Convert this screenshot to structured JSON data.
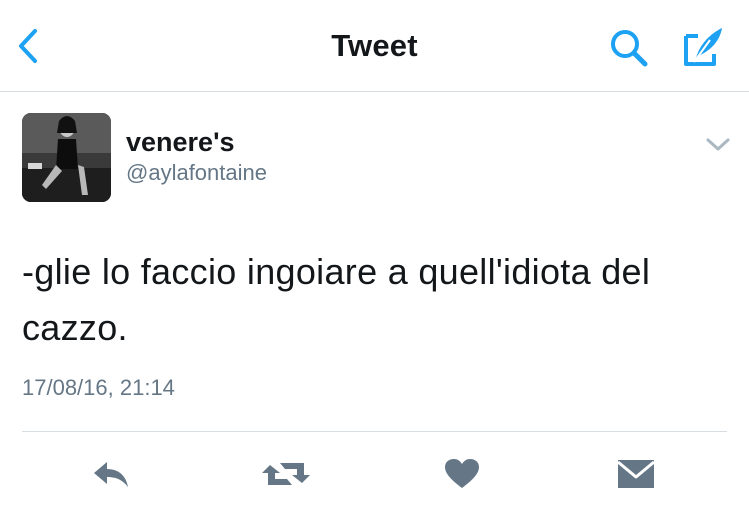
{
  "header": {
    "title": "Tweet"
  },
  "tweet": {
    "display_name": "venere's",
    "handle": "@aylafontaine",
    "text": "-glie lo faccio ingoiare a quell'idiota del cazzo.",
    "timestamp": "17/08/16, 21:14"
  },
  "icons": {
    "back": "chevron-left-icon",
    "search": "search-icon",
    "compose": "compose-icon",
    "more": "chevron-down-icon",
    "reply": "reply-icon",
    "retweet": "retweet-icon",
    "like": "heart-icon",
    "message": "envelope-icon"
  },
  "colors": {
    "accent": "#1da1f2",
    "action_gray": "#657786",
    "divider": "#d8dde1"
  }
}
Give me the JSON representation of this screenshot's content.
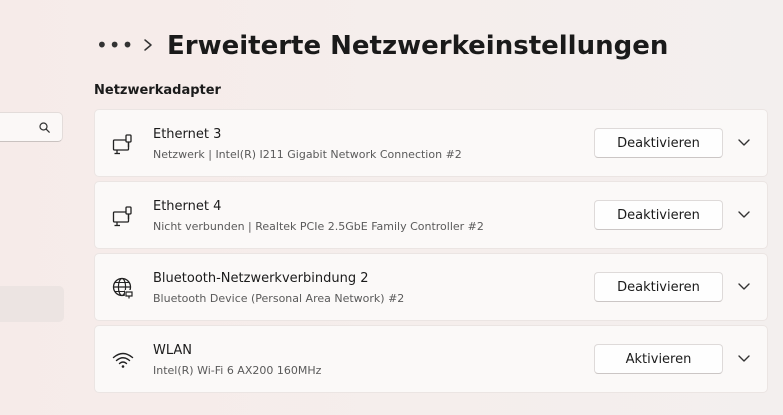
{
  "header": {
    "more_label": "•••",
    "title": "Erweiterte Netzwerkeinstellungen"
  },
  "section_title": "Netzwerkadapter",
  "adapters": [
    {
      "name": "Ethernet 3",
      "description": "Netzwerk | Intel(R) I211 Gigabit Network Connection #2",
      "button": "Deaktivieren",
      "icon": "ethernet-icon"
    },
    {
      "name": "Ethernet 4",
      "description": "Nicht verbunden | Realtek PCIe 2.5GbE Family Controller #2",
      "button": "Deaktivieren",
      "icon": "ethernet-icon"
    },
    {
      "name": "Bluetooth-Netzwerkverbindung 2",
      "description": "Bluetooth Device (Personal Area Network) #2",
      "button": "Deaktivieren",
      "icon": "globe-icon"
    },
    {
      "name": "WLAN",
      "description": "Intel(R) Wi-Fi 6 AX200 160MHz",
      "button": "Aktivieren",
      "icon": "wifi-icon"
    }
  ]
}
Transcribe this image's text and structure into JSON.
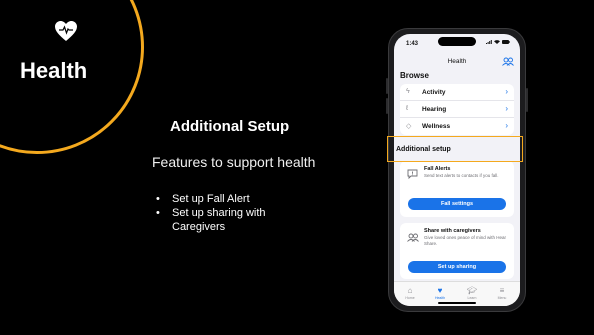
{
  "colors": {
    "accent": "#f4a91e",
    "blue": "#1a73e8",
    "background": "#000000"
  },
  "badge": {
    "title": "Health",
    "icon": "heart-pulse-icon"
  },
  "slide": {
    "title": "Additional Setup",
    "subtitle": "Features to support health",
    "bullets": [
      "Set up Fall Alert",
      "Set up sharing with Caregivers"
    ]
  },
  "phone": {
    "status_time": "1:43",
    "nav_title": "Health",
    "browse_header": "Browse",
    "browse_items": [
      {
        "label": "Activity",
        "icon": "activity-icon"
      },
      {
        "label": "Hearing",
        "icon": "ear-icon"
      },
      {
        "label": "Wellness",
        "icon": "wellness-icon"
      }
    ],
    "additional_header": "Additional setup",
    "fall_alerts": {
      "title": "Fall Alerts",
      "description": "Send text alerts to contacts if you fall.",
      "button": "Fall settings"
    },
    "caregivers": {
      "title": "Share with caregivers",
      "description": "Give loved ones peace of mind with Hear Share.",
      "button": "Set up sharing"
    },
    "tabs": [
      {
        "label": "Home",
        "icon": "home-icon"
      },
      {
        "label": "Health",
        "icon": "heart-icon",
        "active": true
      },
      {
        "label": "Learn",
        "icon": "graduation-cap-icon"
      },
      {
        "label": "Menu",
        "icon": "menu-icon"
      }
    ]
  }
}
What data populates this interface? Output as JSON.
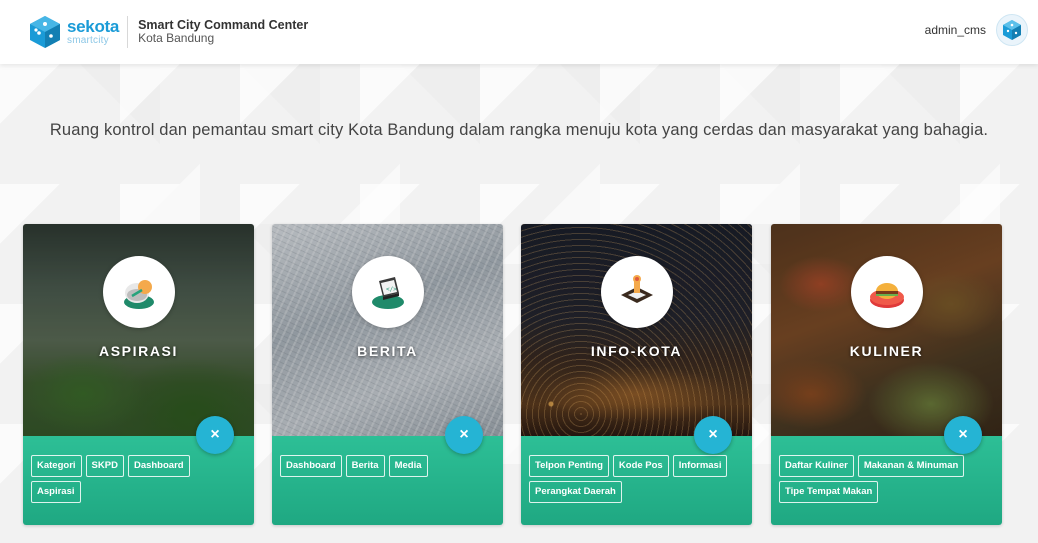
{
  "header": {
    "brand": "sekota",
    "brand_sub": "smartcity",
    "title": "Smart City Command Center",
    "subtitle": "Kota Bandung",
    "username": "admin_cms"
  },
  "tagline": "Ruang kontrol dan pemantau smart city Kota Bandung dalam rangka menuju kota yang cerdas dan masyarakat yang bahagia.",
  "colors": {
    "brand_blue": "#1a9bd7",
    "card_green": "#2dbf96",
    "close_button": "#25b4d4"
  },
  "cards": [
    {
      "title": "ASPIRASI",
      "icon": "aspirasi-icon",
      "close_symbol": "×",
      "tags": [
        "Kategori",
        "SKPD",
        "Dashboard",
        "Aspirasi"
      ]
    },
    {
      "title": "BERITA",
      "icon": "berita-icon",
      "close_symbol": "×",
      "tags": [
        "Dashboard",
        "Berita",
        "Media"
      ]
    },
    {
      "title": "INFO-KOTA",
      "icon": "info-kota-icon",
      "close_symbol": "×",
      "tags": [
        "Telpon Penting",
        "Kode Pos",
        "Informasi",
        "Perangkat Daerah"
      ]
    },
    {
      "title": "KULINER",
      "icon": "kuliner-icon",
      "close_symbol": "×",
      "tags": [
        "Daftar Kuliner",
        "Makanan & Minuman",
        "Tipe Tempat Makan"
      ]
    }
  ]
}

※ ※ ※

All of the lines above should be printed exactly, minus the pictures.

◆ ANSWER TO THIS PROBLEM ◆
Convert this screenshot to structured JSON data.
{
  "header": {
    "title": "Tweet"
  },
  "tweet": {
    "display_name": "venere's",
    "handle": "@aylafontaine",
    "text": "-glie lo faccio ingoiare a quell'idiota del cazzo.",
    "timestamp": "17/08/16, 21:14"
  },
  "icons": {
    "back": "chevron-left-icon",
    "search": "search-icon",
    "compose": "compose-icon",
    "more": "chevron-down-icon",
    "reply": "reply-icon",
    "retweet": "retweet-icon",
    "like": "heart-icon",
    "message": "envelope-icon"
  },
  "colors": {
    "accent": "#1da1f2",
    "action_gray": "#657786",
    "divider": "#d8dde1"
  }
}
Give me the JSON representation of this screenshot's content.
{
  "header": {
    "more_label": "•••",
    "title": "Erweiterte Netzwerkeinstellungen"
  },
  "section_title": "Netzwerkadapter",
  "adapters": [
    {
      "name": "Ethernet 3",
      "description": "Netzwerk | Intel(R) I211 Gigabit Network Connection #2",
      "button": "Deaktivieren",
      "icon": "ethernet-icon"
    },
    {
      "name": "Ethernet 4",
      "description": "Nicht verbunden | Realtek PCIe 2.5GbE Family Controller #2",
      "button": "Deaktivieren",
      "icon": "ethernet-icon"
    },
    {
      "name": "Bluetooth-Netzwerkverbindung 2",
      "description": "Bluetooth Device (Personal Area Network) #2",
      "button": "Deaktivieren",
      "icon": "globe-icon"
    },
    {
      "name": "WLAN",
      "description": "Intel(R) Wi-Fi 6 AX200 160MHz",
      "button": "Aktivieren",
      "icon": "wifi-icon"
    }
  ]
}
Transcribe this image's text and structure into JSON.
{
  "colors": {
    "accent": "#f4a91e",
    "blue": "#1a73e8",
    "background": "#000000"
  },
  "badge": {
    "title": "Health",
    "icon": "heart-pulse-icon"
  },
  "slide": {
    "title": "Additional Setup",
    "subtitle": "Features to support health",
    "bullets": [
      "Set up Fall Alert",
      "Set up sharing with Caregivers"
    ]
  },
  "phone": {
    "status_time": "1:43",
    "nav_title": "Health",
    "browse_header": "Browse",
    "browse_items": [
      {
        "label": "Activity",
        "icon": "activity-icon"
      },
      {
        "label": "Hearing",
        "icon": "ear-icon"
      },
      {
        "label": "Wellness",
        "icon": "wellness-icon"
      }
    ],
    "additional_header": "Additional setup",
    "fall_alerts": {
      "title": "Fall Alerts",
      "description": "Send text alerts to contacts if you fall.",
      "button": "Fall settings"
    },
    "caregivers": {
      "title": "Share with caregivers",
      "description": "Give loved ones peace of mind with Hear Share.",
      "button": "Set up sharing"
    },
    "tabs": [
      {
        "label": "Home",
        "icon": "home-icon"
      },
      {
        "label": "Health",
        "icon": "heart-icon",
        "active": true
      },
      {
        "label": "Learn",
        "icon": "graduation-cap-icon"
      },
      {
        "label": "Menu",
        "icon": "menu-icon"
      }
    ]
  }
}
What data populates this interface? Output as JSON.
{
  "header": {
    "brand": "sekota",
    "brand_sub": "smartcity",
    "title": "Smart City Command Center",
    "subtitle": "Kota Bandung",
    "username": "admin_cms"
  },
  "tagline": "Ruang kontrol dan pemantau smart city Kota Bandung dalam rangka menuju kota yang cerdas dan masyarakat yang bahagia.",
  "colors": {
    "brand_blue": "#1a9bd7",
    "card_green": "#2dbf96",
    "close_button": "#25b4d4"
  },
  "cards": [
    {
      "title": "ASPIRASI",
      "icon": "aspirasi-icon",
      "close_symbol": "×",
      "tags": [
        "Kategori",
        "SKPD",
        "Dashboard",
        "Aspirasi"
      ]
    },
    {
      "title": "BERITA",
      "icon": "berita-icon",
      "close_symbol": "×",
      "tags": [
        "Dashboard",
        "Berita",
        "Media"
      ]
    },
    {
      "title": "INFO-KOTA",
      "icon": "info-kota-icon",
      "close_symbol": "×",
      "tags": [
        "Telpon Penting",
        "Kode Pos",
        "Informasi",
        "Perangkat Daerah"
      ]
    },
    {
      "title": "KULINER",
      "icon": "kuliner-icon",
      "close_symbol": "×",
      "tags": [
        "Daftar Kuliner",
        "Makanan & Minuman",
        "Tipe Tempat Makan"
      ]
    }
  ]
}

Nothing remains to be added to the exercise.